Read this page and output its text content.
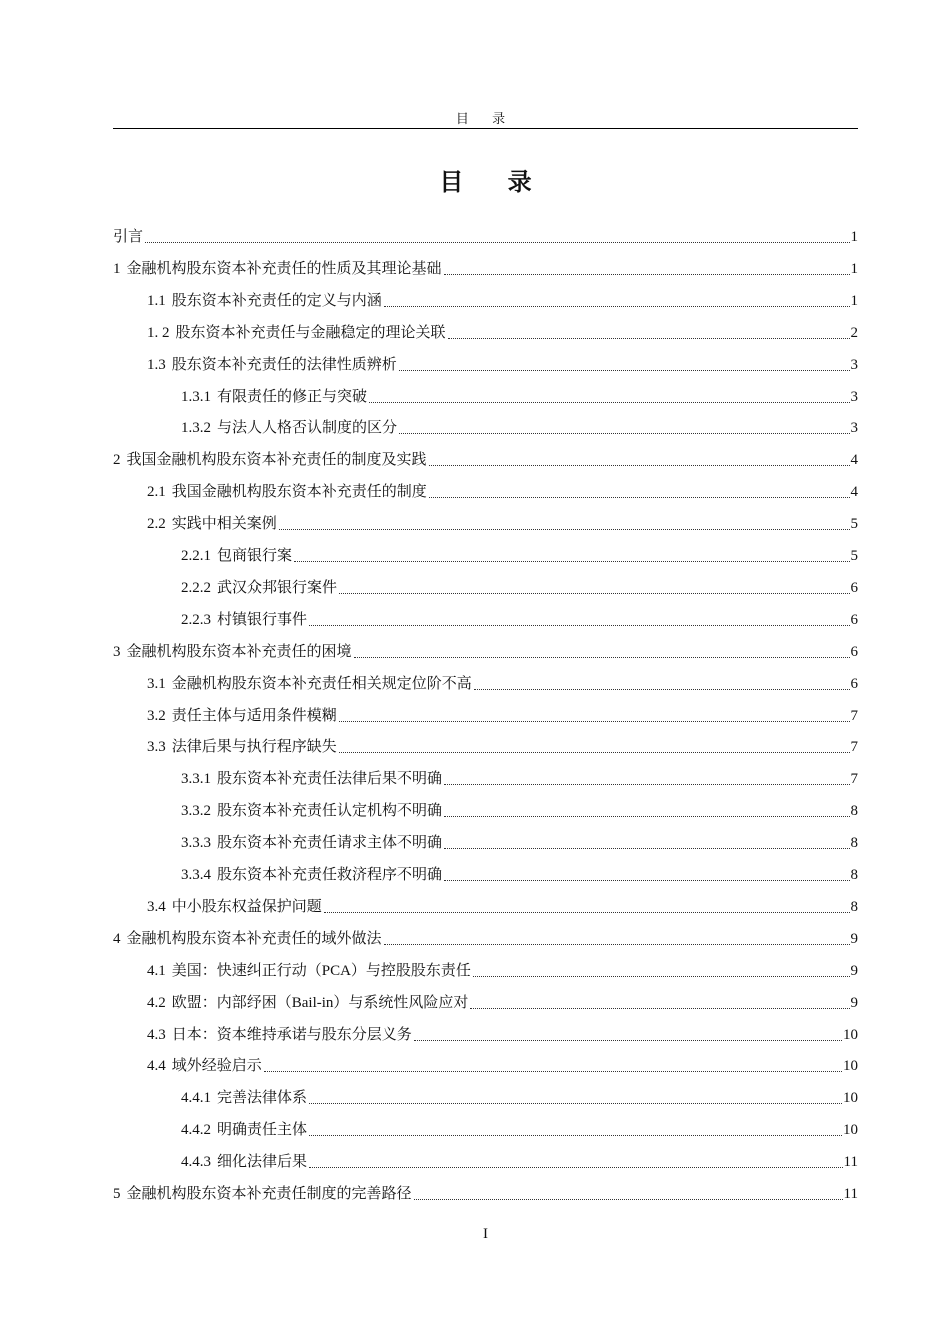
目 录
目 录
引言	1
1 金融机构股东资本补充责任的性质及其理论基础	1
1.1 股东资本补充责任的定义与内涵	1
1. 2 股东资本补充责任与金融稳定的理论关联	2
1.3 股东资本补充责任的法律性质辨析	3
1.3.1 有限责任的修正与突破	3
1.3.2 与法人人格否认制度的区分	3
2 我国金融机构股东资本补充责任的制度及实践	4
2.1 我国金融机构股东资本补充责任的制度	4
2.2 实践中相关案例	5
2.2.1 包商银行案	5
2.2.2 武汉众邦银行案件	6
2.2.3 村镇银行事件	6
3 金融机构股东资本补充责任的困境	6
3.1 金融机构股东资本补充责任相关规定位阶不高	6
3.2 责任主体与适用条件模糊	7
3.3 法律后果与执行程序缺失	7
3.3.1 股东资本补充责任法律后果不明确	7
3.3.2 股东资本补充责任认定机构不明确	8
3.3.3 股东资本补充责任请求主体不明确	8
3.3.4 股东资本补充责任救济程序不明确	8
3.4 中小股东权益保护问题	8
4 金融机构股东资本补充责任的域外做法	9
4.1 美国：快速纠正行动（PCA）与控股股东责任	9
4.2 欧盟：内部纾困（Bail-in）与系统性风险应对	9
4.3 日本：资本维持承诺与股东分层义务	10
4.4 域外经验启示	10
4.4.1 完善法律体系	10
4.4.2 明确责任主体	10
4.4.3 细化法律后果	11
5 金融机构股东资本补充责任制度的完善路径	11
I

----------

Every entry above should be duplicated exactly. Do not include the images.

- [ANSWER BELOW]:
Read this page and output its text content.
目 录
目 录
引言	1
1 金融机构股东资本补充责任的性质及其理论基础	1
1.1 股东资本补充责任的定义与内涵	1
1. 2 股东资本补充责任与金融稳定的理论关联	2
1.3 股东资本补充责任的法律性质辨析	3
1.3.1 有限责任的修正与突破	3
1.3.2 与法人人格否认制度的区分	3
2 我国金融机构股东资本补充责任的制度及实践	4
2.1 我国金融机构股东资本补充责任的制度	4
2.2 实践中相关案例	5
2.2.1 包商银行案	5
2.2.2 武汉众邦银行案件	6
2.2.3 村镇银行事件	6
3 金融机构股东资本补充责任的困境	6
3.1 金融机构股东资本补充责任相关规定位阶不高	6
3.2 责任主体与适用条件模糊	7
3.3 法律后果与执行程序缺失	7
3.3.1 股东资本补充责任法律后果不明确	7
3.3.2 股东资本补充责任认定机构不明确	8
3.3.3 股东资本补充责任请求主体不明确	8
3.3.4 股东资本补充责任救济程序不明确	8
3.4 中小股东权益保护问题	8
4 金融机构股东资本补充责任的域外做法	9
4.1 美国：快速纠正行动（PCA）与控股股东责任	9
4.2 欧盟：内部纾困（Bail-in）与系统性风险应对	9
4.3 日本：资本维持承诺与股东分层义务	10
4.4 域外经验启示	10
4.4.1 完善法律体系	10
4.4.2 明确责任主体	10
4.4.3 细化法律后果	11
5 金融机构股东资本补充责任制度的完善路径	11
I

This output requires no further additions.